→ **Your task**: Extract each line of the records below that contains the word "Exchange".
--- Listing ---
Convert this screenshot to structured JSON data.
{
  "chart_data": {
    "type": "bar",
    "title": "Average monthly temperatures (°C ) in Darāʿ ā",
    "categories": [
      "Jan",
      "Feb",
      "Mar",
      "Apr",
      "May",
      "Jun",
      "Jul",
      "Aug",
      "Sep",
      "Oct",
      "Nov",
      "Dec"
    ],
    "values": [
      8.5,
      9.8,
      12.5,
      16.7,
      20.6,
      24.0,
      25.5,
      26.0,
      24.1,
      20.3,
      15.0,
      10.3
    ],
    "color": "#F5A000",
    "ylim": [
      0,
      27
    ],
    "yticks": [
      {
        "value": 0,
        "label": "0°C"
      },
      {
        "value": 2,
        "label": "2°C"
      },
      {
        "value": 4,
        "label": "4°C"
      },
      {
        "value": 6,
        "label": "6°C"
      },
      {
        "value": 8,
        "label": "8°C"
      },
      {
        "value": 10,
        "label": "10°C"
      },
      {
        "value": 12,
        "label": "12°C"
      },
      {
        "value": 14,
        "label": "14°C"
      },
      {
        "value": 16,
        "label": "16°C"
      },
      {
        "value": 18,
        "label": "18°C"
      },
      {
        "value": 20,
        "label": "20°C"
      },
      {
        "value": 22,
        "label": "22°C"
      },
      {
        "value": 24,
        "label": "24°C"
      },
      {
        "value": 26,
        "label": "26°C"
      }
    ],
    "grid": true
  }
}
---
--- Listing ---
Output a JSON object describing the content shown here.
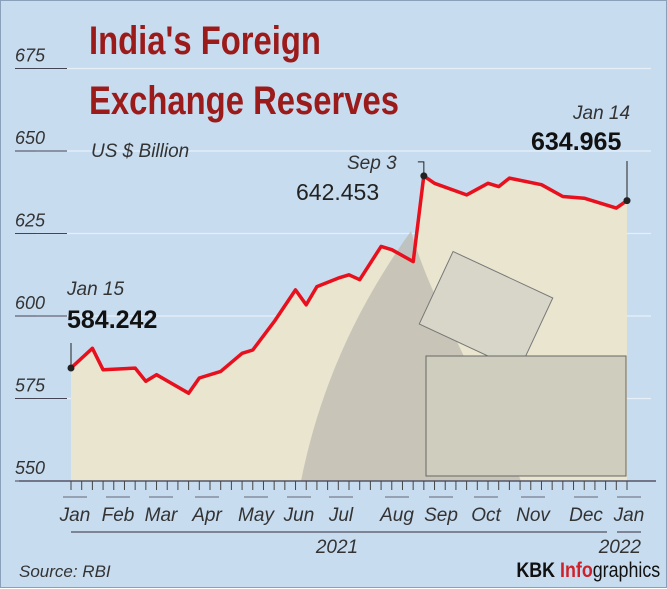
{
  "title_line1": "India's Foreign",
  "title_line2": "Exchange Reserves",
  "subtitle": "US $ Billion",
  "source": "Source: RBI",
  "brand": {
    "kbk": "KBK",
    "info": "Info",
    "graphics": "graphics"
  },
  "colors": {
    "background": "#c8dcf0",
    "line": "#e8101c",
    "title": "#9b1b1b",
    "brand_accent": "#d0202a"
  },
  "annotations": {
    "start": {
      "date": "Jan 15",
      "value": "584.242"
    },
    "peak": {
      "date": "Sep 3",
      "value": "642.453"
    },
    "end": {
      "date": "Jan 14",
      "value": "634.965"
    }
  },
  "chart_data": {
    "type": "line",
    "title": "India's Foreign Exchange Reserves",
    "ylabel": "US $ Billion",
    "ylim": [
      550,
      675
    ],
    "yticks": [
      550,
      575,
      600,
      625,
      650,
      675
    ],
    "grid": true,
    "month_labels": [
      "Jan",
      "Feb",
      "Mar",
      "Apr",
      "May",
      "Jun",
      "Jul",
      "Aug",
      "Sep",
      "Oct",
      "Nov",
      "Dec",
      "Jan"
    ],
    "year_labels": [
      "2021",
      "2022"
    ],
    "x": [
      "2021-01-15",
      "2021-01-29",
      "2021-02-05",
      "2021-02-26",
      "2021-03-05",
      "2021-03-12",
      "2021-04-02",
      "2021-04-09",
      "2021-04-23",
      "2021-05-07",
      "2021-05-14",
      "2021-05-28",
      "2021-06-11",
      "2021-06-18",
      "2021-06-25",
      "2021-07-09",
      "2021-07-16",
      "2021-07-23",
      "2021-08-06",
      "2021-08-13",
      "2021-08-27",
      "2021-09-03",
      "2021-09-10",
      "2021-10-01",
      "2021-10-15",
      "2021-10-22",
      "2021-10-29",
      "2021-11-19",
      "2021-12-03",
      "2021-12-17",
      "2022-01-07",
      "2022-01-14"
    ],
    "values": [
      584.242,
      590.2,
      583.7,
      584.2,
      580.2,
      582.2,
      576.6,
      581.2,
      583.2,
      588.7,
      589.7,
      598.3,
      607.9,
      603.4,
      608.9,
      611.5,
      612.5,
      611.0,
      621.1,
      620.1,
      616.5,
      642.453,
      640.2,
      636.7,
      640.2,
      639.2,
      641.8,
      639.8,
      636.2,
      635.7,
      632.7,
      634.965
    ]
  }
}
---
→ **Problem solution**:
  "title_line2": "Exchange Reserves",
    "title": "India's Foreign Exchange Reserves",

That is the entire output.